_Exercise instructions_.
Type the records out again in full, exactly.
--
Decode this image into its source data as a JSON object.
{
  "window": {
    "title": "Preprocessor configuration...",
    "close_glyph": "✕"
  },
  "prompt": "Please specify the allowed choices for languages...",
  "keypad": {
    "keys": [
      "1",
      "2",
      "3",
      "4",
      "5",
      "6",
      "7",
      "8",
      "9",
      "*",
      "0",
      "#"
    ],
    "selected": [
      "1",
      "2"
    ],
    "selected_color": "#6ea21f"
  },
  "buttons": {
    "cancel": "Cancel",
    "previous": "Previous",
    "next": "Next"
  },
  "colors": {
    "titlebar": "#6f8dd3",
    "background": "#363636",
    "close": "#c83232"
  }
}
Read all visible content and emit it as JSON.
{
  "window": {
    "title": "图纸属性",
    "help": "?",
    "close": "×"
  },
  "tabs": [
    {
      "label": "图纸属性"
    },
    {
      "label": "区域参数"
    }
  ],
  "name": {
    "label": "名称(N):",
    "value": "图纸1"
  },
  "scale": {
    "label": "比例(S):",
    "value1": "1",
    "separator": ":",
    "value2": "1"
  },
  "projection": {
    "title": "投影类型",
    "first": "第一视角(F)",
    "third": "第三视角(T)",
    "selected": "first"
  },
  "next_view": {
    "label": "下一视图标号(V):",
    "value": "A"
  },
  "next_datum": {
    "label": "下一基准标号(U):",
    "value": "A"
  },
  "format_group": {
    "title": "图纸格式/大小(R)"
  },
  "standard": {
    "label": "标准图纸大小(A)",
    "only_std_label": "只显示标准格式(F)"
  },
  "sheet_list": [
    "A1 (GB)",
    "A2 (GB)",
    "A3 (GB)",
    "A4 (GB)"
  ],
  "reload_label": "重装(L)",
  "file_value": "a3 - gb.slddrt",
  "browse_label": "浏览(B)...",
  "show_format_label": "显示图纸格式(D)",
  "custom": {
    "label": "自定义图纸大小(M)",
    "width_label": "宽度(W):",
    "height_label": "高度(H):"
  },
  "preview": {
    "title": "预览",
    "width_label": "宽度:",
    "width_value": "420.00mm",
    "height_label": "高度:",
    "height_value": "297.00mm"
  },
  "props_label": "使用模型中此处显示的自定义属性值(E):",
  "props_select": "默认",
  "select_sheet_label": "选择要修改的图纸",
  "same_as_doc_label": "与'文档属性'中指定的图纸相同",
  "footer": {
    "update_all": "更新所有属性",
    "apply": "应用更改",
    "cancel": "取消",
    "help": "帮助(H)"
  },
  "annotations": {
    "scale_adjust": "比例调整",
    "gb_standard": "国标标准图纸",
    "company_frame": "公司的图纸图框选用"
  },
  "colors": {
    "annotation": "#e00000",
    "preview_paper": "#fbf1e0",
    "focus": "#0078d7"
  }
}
--
_Final result_.
Decode this image into its source data as a JSON object.
{
  "window": {
    "title": "Preprocessor configuration...",
    "close_glyph": "✕"
  },
  "prompt": "Please specify the allowed choices for languages...",
  "keypad": {
    "keys": [
      "1",
      "2",
      "3",
      "4",
      "5",
      "6",
      "7",
      "8",
      "9",
      "*",
      "0",
      "#"
    ],
    "selected": [
      "1",
      "2"
    ],
    "selected_color": "#6ea21f"
  },
  "buttons": {
    "cancel": "Cancel",
    "previous": "Previous",
    "next": "Next"
  },
  "colors": {
    "titlebar": "#6f8dd3",
    "background": "#363636",
    "close": "#c83232"
  }
}
Read all visible content and emit it as JSON.
{
  "window": {
    "title": "图纸属性",
    "help": "?",
    "close": "×"
  },
  "tabs": [
    {
      "label": "图纸属性"
    },
    {
      "label": "区域参数"
    }
  ],
  "name": {
    "label": "名称(N):",
    "value": "图纸1"
  },
  "scale": {
    "label": "比例(S):",
    "value1": "1",
    "separator": ":",
    "value2": "1"
  },
  "projection": {
    "title": "投影类型",
    "first": "第一视角(F)",
    "third": "第三视角(T)",
    "selected": "first"
  },
  "next_view": {
    "label": "下一视图标号(V):",
    "value": "A"
  },
  "next_datum": {
    "label": "下一基准标号(U):",
    "value": "A"
  },
  "format_group": {
    "title": "图纸格式/大小(R)"
  },
  "standard": {
    "label": "标准图纸大小(A)",
    "only_std_label": "只显示标准格式(F)"
  },
  "sheet_list": [
    "A1 (GB)",
    "A2 (GB)",
    "A3 (GB)",
    "A4 (GB)"
  ],
  "reload_label": "重装(L)",
  "file_value": "a3 - gb.slddrt",
  "browse_label": "浏览(B)...",
  "show_format_label": "显示图纸格式(D)",
  "custom": {
    "label": "自定义图纸大小(M)",
    "width_label": "宽度(W):",
    "height_label": "高度(H):"
  },
  "preview": {
    "title": "预览",
    "width_label": "宽度:",
    "width_value": "420.00mm",
    "height_label": "高度:",
    "height_value": "297.00mm"
  },
  "props_label": "使用模型中此处显示的自定义属性值(E):",
  "props_select": "默认",
  "select_sheet_label": "选择要修改的图纸",
  "same_as_doc_label": "与'文档属性'中指定的图纸相同",
  "footer": {
    "update_all": "更新所有属性",
    "apply": "应用更改",
    "cancel": "取消",
    "help": "帮助(H)"
  },
  "annotations": {
    "scale_adjust": "比例调整",
    "gb_standard": "国标标准图纸",
    "company_frame": "公司的图纸图框选用"
  },
  "colors": {
    "annotation": "#e00000",
    "preview_paper": "#fbf1e0",
    "focus": "#0078d7"
  }
}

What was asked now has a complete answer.